> DATA IN THIS EXERCISE:
## begin

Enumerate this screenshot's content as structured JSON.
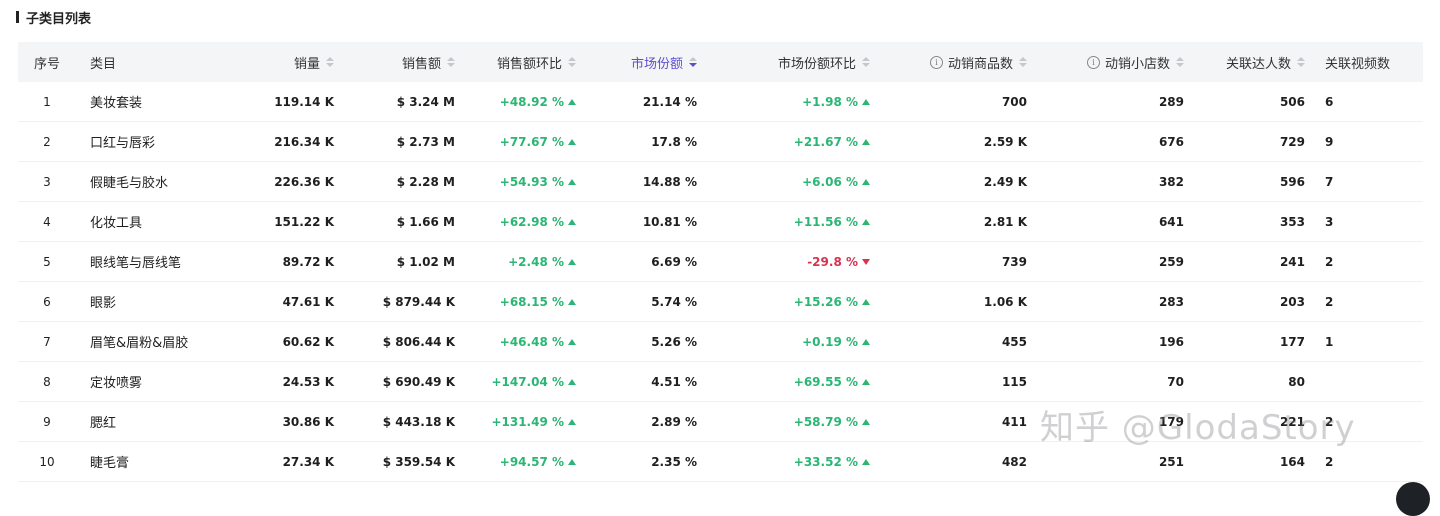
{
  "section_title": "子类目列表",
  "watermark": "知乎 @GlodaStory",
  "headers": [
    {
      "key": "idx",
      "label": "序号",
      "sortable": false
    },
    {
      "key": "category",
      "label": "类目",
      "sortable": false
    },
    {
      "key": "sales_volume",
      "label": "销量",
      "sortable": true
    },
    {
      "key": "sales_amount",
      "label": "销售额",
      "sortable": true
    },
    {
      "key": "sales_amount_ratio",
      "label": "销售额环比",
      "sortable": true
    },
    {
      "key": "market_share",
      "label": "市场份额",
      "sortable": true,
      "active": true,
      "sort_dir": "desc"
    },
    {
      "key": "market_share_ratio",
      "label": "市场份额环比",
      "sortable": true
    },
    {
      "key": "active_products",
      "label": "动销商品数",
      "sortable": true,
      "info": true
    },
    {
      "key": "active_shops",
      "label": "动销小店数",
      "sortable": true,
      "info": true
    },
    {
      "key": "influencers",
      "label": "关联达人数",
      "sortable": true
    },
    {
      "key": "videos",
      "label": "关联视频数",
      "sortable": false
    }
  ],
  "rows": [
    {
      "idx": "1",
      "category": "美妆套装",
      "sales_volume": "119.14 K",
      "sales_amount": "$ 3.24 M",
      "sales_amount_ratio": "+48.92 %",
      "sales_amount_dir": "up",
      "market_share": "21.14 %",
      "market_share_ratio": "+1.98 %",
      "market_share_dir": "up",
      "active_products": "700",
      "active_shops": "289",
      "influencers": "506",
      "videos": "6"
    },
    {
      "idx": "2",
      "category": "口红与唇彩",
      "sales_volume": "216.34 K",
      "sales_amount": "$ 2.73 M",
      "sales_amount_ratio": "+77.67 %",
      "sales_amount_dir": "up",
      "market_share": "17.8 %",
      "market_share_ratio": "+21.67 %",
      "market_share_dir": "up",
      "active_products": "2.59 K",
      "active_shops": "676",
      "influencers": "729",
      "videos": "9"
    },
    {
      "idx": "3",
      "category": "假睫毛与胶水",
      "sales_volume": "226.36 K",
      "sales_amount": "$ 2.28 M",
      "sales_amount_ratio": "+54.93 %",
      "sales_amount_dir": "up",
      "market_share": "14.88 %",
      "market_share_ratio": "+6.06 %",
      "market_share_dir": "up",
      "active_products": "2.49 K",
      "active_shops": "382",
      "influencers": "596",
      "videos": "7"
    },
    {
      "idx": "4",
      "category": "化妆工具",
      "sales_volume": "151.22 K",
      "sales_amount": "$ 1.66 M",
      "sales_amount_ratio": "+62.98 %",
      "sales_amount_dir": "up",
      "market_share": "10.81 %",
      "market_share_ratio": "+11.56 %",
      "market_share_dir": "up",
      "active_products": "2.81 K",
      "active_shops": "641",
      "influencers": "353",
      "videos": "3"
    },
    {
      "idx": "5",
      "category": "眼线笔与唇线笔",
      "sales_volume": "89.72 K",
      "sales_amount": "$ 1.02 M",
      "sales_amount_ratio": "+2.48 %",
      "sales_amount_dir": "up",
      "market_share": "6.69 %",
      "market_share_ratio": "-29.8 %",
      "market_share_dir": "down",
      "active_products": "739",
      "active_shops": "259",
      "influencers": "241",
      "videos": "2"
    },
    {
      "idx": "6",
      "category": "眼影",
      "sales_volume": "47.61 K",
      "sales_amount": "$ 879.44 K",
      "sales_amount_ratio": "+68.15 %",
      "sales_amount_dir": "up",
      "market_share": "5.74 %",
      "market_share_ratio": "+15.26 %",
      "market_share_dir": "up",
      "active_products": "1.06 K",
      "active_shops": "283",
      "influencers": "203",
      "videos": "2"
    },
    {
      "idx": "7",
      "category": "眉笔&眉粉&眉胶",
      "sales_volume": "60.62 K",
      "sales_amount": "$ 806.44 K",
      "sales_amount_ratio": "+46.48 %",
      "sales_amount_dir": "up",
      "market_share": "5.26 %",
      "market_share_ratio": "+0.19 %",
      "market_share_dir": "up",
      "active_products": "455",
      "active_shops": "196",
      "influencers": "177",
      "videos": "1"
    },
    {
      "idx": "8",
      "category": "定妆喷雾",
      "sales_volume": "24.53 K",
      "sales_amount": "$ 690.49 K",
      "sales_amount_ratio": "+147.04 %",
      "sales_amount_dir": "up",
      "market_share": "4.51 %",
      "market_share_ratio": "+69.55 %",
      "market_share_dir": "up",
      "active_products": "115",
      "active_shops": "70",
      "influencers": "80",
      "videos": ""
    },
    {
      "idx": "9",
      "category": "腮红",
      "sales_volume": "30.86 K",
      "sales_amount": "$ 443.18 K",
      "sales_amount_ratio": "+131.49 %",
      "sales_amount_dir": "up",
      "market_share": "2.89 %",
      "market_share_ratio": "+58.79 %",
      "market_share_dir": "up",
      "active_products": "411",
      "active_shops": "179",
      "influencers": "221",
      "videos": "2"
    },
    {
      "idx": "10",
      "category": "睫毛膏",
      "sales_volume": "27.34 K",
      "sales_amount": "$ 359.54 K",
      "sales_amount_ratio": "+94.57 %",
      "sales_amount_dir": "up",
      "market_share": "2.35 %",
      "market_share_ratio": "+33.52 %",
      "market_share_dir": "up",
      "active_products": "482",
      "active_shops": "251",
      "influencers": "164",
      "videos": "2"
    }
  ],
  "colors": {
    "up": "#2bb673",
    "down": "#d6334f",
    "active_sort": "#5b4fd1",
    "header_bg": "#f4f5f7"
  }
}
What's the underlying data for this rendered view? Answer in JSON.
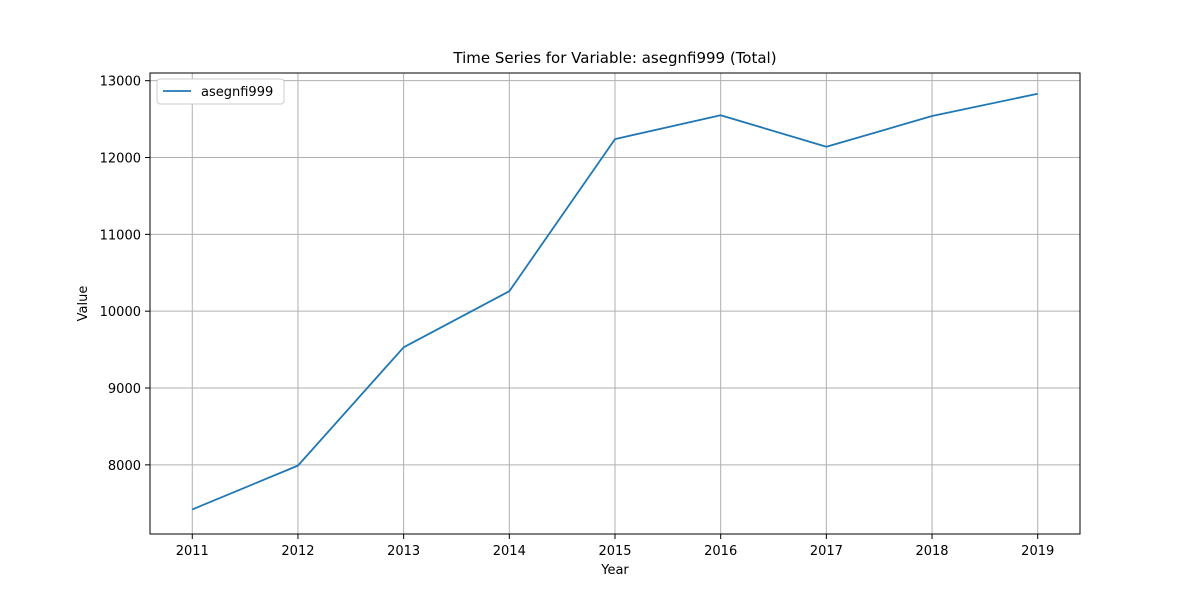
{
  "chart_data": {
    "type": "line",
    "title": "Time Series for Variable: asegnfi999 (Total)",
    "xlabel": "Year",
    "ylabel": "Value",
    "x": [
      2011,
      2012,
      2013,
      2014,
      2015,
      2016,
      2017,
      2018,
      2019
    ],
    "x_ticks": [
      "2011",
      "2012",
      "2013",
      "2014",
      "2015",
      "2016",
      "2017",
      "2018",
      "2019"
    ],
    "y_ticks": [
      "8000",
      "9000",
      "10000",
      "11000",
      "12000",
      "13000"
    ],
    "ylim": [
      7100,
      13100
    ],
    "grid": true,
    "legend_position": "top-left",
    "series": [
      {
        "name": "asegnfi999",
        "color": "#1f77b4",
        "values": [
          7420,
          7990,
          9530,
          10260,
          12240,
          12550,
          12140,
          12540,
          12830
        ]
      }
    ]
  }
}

## end

> PROBLEM DETAILS: Set the listing down in full and exactly. Pictures within it should not appear in the copy.

> EXERCISE SOLUTION:
Enumerate this screenshot's content as structured JSON.
{
  "section_title": "子类目列表",
  "watermark": "知乎 @GlodaStory",
  "headers": [
    {
      "key": "idx",
      "label": "序号",
      "sortable": false
    },
    {
      "key": "category",
      "label": "类目",
      "sortable": false
    },
    {
      "key": "sales_volume",
      "label": "销量",
      "sortable": true
    },
    {
      "key": "sales_amount",
      "label": "销售额",
      "sortable": true
    },
    {
      "key": "sales_amount_ratio",
      "label": "销售额环比",
      "sortable": true
    },
    {
      "key": "market_share",
      "label": "市场份额",
      "sortable": true,
      "active": true,
      "sort_dir": "desc"
    },
    {
      "key": "market_share_ratio",
      "label": "市场份额环比",
      "sortable": true
    },
    {
      "key": "active_products",
      "label": "动销商品数",
      "sortable": true,
      "info": true
    },
    {
      "key": "active_shops",
      "label": "动销小店数",
      "sortable": true,
      "info": true
    },
    {
      "key": "influencers",
      "label": "关联达人数",
      "sortable": true
    },
    {
      "key": "videos",
      "label": "关联视频数",
      "sortable": false
    }
  ],
  "rows": [
    {
      "idx": "1",
      "category": "美妆套装",
      "sales_volume": "119.14 K",
      "sales_amount": "$ 3.24 M",
      "sales_amount_ratio": "+48.92 %",
      "sales_amount_dir": "up",
      "market_share": "21.14 %",
      "market_share_ratio": "+1.98 %",
      "market_share_dir": "up",
      "active_products": "700",
      "active_shops": "289",
      "influencers": "506",
      "videos": "6"
    },
    {
      "idx": "2",
      "category": "口红与唇彩",
      "sales_volume": "216.34 K",
      "sales_amount": "$ 2.73 M",
      "sales_amount_ratio": "+77.67 %",
      "sales_amount_dir": "up",
      "market_share": "17.8 %",
      "market_share_ratio": "+21.67 %",
      "market_share_dir": "up",
      "active_products": "2.59 K",
      "active_shops": "676",
      "influencers": "729",
      "videos": "9"
    },
    {
      "idx": "3",
      "category": "假睫毛与胶水",
      "sales_volume": "226.36 K",
      "sales_amount": "$ 2.28 M",
      "sales_amount_ratio": "+54.93 %",
      "sales_amount_dir": "up",
      "market_share": "14.88 %",
      "market_share_ratio": "+6.06 %",
      "market_share_dir": "up",
      "active_products": "2.49 K",
      "active_shops": "382",
      "influencers": "596",
      "videos": "7"
    },
    {
      "idx": "4",
      "category": "化妆工具",
      "sales_volume": "151.22 K",
      "sales_amount": "$ 1.66 M",
      "sales_amount_ratio": "+62.98 %",
      "sales_amount_dir": "up",
      "market_share": "10.81 %",
      "market_share_ratio": "+11.56 %",
      "market_share_dir": "up",
      "active_products": "2.81 K",
      "active_shops": "641",
      "influencers": "353",
      "videos": "3"
    },
    {
      "idx": "5",
      "category": "眼线笔与唇线笔",
      "sales_volume": "89.72 K",
      "sales_amount": "$ 1.02 M",
      "sales_amount_ratio": "+2.48 %",
      "sales_amount_dir": "up",
      "market_share": "6.69 %",
      "market_share_ratio": "-29.8 %",
      "market_share_dir": "down",
      "active_products": "739",
      "active_shops": "259",
      "influencers": "241",
      "videos": "2"
    },
    {
      "idx": "6",
      "category": "眼影",
      "sales_volume": "47.61 K",
      "sales_amount": "$ 879.44 K",
      "sales_amount_ratio": "+68.15 %",
      "sales_amount_dir": "up",
      "market_share": "5.74 %",
      "market_share_ratio": "+15.26 %",
      "market_share_dir": "up",
      "active_products": "1.06 K",
      "active_shops": "283",
      "influencers": "203",
      "videos": "2"
    },
    {
      "idx": "7",
      "category": "眉笔&眉粉&眉胶",
      "sales_volume": "60.62 K",
      "sales_amount": "$ 806.44 K",
      "sales_amount_ratio": "+46.48 %",
      "sales_amount_dir": "up",
      "market_share": "5.26 %",
      "market_share_ratio": "+0.19 %",
      "market_share_dir": "up",
      "active_products": "455",
      "active_shops": "196",
      "influencers": "177",
      "videos": "1"
    },
    {
      "idx": "8",
      "category": "定妆喷雾",
      "sales_volume": "24.53 K",
      "sales_amount": "$ 690.49 K",
      "sales_amount_ratio": "+147.04 %",
      "sales_amount_dir": "up",
      "market_share": "4.51 %",
      "market_share_ratio": "+69.55 %",
      "market_share_dir": "up",
      "active_products": "115",
      "active_shops": "70",
      "influencers": "80",
      "videos": ""
    },
    {
      "idx": "9",
      "category": "腮红",
      "sales_volume": "30.86 K",
      "sales_amount": "$ 443.18 K",
      "sales_amount_ratio": "+131.49 %",
      "sales_amount_dir": "up",
      "market_share": "2.89 %",
      "market_share_ratio": "+58.79 %",
      "market_share_dir": "up",
      "active_products": "411",
      "active_shops": "179",
      "influencers": "221",
      "videos": "2"
    },
    {
      "idx": "10",
      "category": "睫毛膏",
      "sales_volume": "27.34 K",
      "sales_amount": "$ 359.54 K",
      "sales_amount_ratio": "+94.57 %",
      "sales_amount_dir": "up",
      "market_share": "2.35 %",
      "market_share_ratio": "+33.52 %",
      "market_share_dir": "up",
      "active_products": "482",
      "active_shops": "251",
      "influencers": "164",
      "videos": "2"
    }
  ],
  "colors": {
    "up": "#2bb673",
    "down": "#d6334f",
    "active_sort": "#5b4fd1",
    "header_bg": "#f4f5f7"
  }
}
What's the underlying data for this rendered view? Answer in JSON.
{
  "chart_data": {
    "type": "line",
    "title": "Time Series for Variable: asegnfi999 (Total)",
    "xlabel": "Year",
    "ylabel": "Value",
    "x": [
      2011,
      2012,
      2013,
      2014,
      2015,
      2016,
      2017,
      2018,
      2019
    ],
    "x_ticks": [
      "2011",
      "2012",
      "2013",
      "2014",
      "2015",
      "2016",
      "2017",
      "2018",
      "2019"
    ],
    "y_ticks": [
      "8000",
      "9000",
      "10000",
      "11000",
      "12000",
      "13000"
    ],
    "ylim": [
      7100,
      13100
    ],
    "grid": true,
    "legend_position": "top-left",
    "series": [
      {
        "name": "asegnfi999",
        "color": "#1f77b4",
        "values": [
          7420,
          7990,
          9530,
          10260,
          12240,
          12550,
          12140,
          12540,
          12830
        ]
      }
    ]
  }
}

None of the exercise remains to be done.